▶ **Task instructions**
Count the lines in the listing below that contain the string "stood". Reply with that number alone.

··········

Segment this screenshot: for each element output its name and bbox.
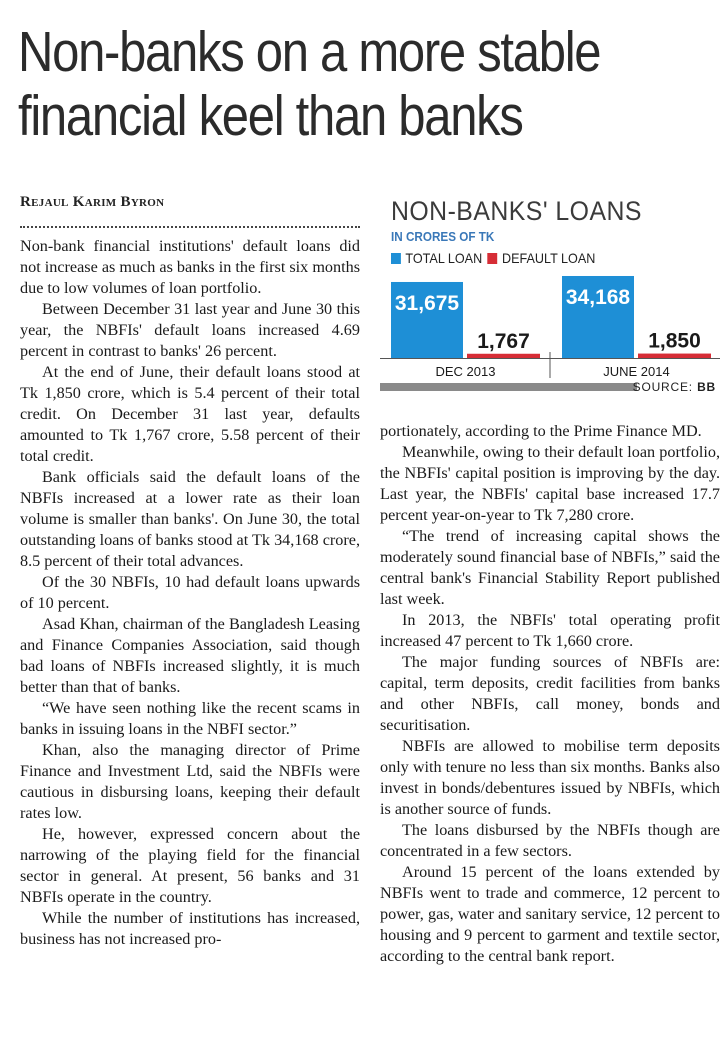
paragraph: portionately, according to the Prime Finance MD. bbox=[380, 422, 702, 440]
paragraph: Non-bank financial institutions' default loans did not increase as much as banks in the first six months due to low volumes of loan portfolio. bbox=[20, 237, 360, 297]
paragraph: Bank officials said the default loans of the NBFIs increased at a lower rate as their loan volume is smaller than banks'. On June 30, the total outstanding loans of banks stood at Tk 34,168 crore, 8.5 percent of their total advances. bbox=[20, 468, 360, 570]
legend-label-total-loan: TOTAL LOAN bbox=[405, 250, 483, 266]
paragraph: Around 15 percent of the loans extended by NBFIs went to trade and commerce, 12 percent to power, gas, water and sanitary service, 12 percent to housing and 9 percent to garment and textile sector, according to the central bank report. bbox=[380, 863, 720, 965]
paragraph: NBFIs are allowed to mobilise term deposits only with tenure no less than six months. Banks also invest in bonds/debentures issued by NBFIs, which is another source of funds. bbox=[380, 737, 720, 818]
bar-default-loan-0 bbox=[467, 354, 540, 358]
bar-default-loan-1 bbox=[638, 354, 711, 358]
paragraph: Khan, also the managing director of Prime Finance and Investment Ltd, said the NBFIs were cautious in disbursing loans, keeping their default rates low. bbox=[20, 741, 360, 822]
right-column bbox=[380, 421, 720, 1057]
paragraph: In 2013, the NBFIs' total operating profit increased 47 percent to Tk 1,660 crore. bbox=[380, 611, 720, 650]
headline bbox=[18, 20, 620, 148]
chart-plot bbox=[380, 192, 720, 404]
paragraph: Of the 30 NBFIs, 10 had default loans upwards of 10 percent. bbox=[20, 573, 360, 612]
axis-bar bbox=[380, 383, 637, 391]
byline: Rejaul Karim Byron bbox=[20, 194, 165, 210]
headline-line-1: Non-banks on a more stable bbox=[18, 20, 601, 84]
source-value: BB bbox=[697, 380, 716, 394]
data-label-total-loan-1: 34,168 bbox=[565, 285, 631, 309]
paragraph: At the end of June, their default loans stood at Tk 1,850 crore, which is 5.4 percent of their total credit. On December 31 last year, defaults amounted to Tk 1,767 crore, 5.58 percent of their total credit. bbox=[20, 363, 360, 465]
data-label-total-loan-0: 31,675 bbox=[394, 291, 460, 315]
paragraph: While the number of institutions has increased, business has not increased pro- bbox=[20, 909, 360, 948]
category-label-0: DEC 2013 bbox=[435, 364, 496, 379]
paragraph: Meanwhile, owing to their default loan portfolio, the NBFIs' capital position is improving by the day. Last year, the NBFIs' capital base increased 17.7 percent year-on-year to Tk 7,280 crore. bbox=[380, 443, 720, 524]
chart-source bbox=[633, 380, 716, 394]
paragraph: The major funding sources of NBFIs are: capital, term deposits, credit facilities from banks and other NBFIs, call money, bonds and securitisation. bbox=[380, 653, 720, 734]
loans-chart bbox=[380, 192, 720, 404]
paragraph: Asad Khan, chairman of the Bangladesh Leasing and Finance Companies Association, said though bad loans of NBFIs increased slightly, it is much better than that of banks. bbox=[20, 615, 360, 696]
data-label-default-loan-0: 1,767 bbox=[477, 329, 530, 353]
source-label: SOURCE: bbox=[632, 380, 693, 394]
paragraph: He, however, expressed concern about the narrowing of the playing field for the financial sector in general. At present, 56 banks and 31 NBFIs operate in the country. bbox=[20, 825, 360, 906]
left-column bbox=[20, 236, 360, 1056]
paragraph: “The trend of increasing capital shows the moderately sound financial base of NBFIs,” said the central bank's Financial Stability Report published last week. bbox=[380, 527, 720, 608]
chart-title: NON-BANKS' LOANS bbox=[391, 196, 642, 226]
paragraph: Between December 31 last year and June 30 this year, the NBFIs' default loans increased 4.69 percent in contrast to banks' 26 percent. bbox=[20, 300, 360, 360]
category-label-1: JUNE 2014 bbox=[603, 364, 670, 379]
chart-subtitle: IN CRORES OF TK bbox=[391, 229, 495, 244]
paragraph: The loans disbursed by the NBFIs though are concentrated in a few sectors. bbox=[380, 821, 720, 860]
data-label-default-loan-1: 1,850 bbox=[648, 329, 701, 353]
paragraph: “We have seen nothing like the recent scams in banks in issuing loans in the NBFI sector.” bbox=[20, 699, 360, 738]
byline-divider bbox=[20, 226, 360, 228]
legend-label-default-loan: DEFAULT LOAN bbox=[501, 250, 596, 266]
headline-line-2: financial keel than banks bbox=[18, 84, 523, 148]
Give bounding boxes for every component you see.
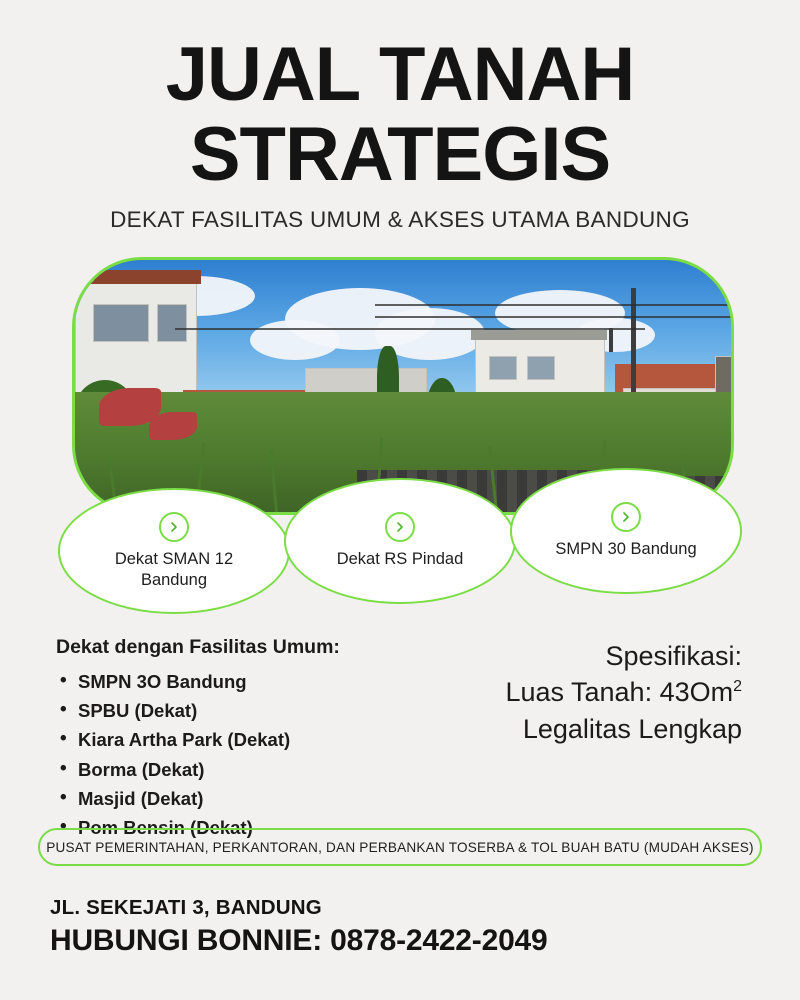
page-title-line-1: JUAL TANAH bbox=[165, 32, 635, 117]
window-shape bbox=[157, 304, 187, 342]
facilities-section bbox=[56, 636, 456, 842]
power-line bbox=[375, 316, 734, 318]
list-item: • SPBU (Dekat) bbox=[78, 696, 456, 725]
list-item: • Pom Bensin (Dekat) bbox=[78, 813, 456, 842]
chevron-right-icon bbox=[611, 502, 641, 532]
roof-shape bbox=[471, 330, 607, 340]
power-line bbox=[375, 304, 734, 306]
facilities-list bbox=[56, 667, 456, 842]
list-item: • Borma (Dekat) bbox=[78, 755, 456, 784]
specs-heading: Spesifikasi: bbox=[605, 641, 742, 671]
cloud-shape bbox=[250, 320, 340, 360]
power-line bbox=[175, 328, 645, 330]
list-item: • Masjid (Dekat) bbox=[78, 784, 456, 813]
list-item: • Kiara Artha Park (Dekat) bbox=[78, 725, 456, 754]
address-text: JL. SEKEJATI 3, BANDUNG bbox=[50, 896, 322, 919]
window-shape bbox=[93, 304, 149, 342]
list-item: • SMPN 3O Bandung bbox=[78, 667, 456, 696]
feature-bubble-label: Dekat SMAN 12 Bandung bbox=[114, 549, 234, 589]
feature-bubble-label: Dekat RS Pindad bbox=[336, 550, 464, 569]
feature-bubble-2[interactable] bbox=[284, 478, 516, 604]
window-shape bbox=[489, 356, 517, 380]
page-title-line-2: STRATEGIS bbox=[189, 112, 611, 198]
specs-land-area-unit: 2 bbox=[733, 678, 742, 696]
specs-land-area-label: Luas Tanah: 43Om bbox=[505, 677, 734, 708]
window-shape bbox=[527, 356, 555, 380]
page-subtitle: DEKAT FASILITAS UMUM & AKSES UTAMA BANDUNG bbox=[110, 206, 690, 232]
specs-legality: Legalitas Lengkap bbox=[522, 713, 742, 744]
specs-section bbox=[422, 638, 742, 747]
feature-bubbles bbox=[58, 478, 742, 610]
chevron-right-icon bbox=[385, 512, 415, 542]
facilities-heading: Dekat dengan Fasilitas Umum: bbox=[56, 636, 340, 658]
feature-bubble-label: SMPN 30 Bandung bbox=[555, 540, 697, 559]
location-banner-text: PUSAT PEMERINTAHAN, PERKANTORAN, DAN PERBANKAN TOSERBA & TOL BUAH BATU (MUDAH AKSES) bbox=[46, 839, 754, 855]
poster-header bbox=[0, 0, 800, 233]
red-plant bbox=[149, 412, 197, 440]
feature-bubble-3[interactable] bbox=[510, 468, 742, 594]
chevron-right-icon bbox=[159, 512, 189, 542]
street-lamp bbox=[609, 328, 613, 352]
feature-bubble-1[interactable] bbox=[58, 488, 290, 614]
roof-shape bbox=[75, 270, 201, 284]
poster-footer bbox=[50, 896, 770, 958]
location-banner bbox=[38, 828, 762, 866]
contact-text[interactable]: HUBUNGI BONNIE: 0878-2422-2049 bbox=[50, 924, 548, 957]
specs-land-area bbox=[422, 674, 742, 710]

··········

▶ **Answer to this task**
2